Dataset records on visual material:
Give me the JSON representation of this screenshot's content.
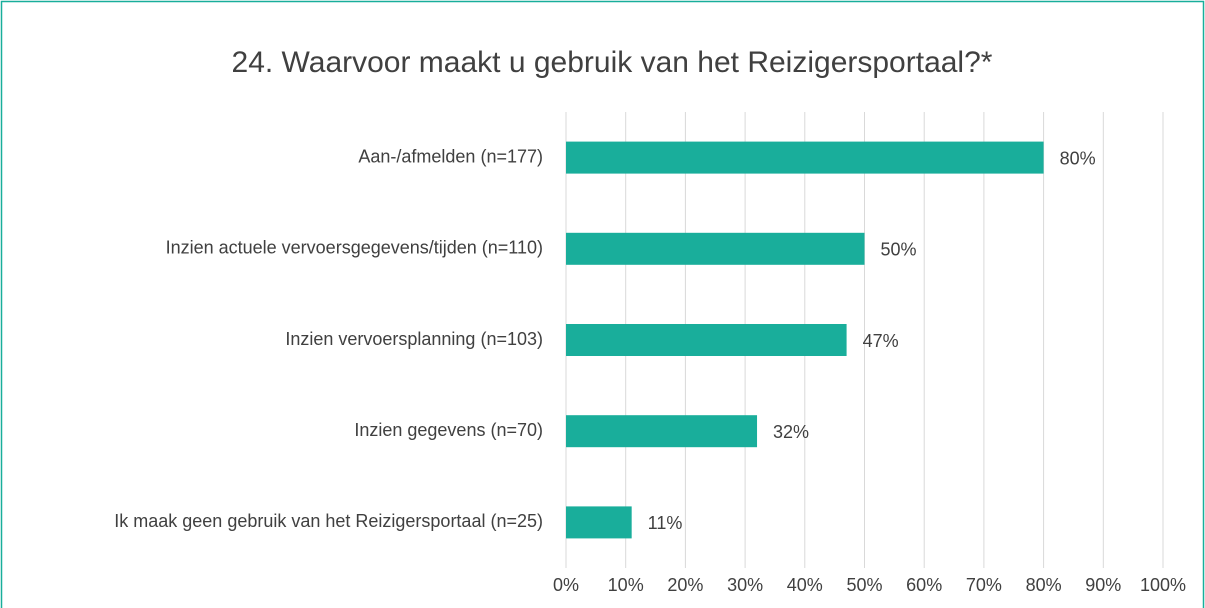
{
  "chart_data": {
    "type": "barh",
    "title": "24. Waarvoor maakt u gebruik van het Reizigersportaal?*",
    "categories": [
      "Aan-/afmelden (n=177)",
      "Inzien actuele vervoersgegevens/tijden (n=110)",
      "Inzien vervoersplanning (n=103)",
      "Inzien gegevens (n=70)",
      "Ik maak geen gebruik van het Reizigersportaal (n=25)"
    ],
    "values": [
      80,
      50,
      47,
      32,
      11
    ],
    "value_labels": [
      "80%",
      "50%",
      "47%",
      "32%",
      "11%"
    ],
    "color": "#19ae9b",
    "xlim": [
      0,
      100
    ],
    "xticks": [
      {
        "value": 0,
        "label": "0%"
      },
      {
        "value": 10,
        "label": "10%"
      },
      {
        "value": 20,
        "label": "20%"
      },
      {
        "value": 30,
        "label": "30%"
      },
      {
        "value": 40,
        "label": "40%"
      },
      {
        "value": 50,
        "label": "50%"
      },
      {
        "value": 60,
        "label": "60%"
      },
      {
        "value": 70,
        "label": "70%"
      },
      {
        "value": 80,
        "label": "80%"
      },
      {
        "value": 90,
        "label": "90%"
      },
      {
        "value": 100,
        "label": "100%"
      }
    ],
    "grid": true
  }
}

» WHAT IS ASKED:
Above are the records. Copy every line in them holding "Reizigersportaal".

» SOLUTION TO THE EXERCISE:
    "title": "24. Waarvoor maakt u gebruik van het Reizigersportaal?*",
      "Ik maak geen gebruik van het Reizigersportaal (n=25)"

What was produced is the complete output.